## TASK DIRECTIONS
Only the number is wanted: how many lines contain "trúng"?

## TASK DATA
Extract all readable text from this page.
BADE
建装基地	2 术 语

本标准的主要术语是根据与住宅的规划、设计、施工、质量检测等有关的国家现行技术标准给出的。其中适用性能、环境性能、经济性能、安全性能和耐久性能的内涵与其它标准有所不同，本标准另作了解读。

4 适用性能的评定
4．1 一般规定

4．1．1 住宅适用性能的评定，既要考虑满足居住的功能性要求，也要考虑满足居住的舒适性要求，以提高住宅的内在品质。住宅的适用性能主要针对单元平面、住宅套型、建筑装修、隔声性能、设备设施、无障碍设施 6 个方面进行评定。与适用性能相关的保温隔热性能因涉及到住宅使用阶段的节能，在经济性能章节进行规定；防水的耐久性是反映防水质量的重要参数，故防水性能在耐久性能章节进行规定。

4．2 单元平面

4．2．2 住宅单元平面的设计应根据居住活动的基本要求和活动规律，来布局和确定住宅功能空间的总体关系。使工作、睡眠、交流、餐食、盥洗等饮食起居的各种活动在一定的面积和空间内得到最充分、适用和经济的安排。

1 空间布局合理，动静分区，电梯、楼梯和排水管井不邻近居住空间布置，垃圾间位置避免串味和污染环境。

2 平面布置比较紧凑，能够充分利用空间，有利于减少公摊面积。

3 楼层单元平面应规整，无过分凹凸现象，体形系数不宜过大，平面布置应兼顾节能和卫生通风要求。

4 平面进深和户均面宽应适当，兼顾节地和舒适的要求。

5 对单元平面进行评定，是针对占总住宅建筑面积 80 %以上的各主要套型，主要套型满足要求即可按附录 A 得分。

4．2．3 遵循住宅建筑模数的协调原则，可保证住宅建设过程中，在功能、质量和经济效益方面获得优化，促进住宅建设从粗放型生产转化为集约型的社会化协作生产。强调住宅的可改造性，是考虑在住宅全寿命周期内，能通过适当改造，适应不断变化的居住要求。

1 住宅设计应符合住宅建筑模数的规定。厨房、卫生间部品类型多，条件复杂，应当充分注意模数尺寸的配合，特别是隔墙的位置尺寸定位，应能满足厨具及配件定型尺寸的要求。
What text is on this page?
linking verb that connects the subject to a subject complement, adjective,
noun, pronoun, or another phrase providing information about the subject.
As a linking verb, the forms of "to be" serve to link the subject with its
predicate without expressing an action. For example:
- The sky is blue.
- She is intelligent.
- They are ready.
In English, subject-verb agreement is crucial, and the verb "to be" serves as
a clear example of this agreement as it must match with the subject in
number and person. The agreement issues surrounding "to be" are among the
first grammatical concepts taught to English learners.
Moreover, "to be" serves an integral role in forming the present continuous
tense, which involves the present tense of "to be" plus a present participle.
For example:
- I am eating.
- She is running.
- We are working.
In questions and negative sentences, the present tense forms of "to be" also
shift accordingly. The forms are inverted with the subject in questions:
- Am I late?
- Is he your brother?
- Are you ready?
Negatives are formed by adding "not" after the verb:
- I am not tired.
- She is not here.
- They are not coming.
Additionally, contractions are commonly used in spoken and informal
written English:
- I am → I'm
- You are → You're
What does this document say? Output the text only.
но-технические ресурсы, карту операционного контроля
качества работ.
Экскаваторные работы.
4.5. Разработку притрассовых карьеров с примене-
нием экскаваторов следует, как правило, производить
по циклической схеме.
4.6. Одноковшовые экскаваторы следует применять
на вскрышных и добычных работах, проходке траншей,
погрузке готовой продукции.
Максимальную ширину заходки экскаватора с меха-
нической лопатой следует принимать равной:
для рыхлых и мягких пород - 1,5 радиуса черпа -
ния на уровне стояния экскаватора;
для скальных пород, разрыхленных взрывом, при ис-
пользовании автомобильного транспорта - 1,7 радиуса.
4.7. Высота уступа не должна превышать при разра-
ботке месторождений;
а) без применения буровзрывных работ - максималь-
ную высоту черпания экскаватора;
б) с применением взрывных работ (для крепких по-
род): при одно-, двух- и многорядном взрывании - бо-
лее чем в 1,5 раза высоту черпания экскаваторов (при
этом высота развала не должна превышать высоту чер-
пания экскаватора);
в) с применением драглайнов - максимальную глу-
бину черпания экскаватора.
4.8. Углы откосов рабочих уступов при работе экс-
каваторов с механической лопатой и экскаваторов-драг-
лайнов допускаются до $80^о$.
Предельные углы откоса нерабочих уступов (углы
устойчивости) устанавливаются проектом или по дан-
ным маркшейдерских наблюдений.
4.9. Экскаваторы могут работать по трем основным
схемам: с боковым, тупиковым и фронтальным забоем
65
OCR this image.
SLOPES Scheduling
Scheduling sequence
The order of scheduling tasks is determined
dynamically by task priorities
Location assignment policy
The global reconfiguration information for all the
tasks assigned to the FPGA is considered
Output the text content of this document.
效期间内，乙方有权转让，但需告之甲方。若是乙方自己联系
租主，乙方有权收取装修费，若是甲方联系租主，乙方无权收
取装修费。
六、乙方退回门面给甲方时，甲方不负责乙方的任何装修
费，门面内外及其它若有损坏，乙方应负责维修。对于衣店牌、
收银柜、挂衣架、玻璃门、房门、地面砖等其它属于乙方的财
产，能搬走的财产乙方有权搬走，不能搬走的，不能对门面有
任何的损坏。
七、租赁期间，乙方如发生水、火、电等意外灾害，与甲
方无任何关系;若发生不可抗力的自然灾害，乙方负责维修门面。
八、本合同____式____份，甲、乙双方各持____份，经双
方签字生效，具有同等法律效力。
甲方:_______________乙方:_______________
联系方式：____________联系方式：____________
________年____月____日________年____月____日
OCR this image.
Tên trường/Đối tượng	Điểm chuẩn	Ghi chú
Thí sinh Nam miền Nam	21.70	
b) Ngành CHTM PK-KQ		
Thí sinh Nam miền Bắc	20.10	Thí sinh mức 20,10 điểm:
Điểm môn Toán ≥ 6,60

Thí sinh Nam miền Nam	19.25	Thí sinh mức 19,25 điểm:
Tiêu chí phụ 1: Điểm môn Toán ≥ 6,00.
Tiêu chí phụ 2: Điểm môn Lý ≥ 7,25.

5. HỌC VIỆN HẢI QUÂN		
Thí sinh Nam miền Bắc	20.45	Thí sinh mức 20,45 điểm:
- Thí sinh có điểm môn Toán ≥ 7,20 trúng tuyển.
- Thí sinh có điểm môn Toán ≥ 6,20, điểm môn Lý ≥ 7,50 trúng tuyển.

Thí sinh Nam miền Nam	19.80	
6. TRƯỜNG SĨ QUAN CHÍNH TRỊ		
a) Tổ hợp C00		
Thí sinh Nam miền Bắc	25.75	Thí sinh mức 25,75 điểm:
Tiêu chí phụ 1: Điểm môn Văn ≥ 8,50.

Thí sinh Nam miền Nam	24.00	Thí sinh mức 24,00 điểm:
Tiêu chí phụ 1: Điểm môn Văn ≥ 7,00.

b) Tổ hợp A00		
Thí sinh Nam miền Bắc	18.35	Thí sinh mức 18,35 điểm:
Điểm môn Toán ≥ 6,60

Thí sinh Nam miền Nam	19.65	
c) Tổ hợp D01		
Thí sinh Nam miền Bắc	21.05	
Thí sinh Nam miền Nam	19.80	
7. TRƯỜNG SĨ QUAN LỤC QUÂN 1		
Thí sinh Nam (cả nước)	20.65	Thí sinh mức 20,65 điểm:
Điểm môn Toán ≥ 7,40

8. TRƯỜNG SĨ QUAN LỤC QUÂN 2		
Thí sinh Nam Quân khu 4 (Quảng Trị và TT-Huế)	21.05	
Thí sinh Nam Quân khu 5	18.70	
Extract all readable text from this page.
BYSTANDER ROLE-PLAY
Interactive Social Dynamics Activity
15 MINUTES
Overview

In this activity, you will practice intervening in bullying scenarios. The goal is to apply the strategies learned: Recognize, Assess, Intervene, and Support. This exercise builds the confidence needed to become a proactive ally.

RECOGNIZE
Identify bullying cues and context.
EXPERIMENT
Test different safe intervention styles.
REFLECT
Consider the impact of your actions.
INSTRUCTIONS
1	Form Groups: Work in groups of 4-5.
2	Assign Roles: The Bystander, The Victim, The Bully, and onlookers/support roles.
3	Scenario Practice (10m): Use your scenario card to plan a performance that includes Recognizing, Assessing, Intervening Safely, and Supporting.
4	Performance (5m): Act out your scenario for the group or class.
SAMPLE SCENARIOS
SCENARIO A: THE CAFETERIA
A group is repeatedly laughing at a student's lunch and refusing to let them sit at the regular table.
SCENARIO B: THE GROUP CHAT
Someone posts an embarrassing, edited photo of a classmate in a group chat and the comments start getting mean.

## RESULT
2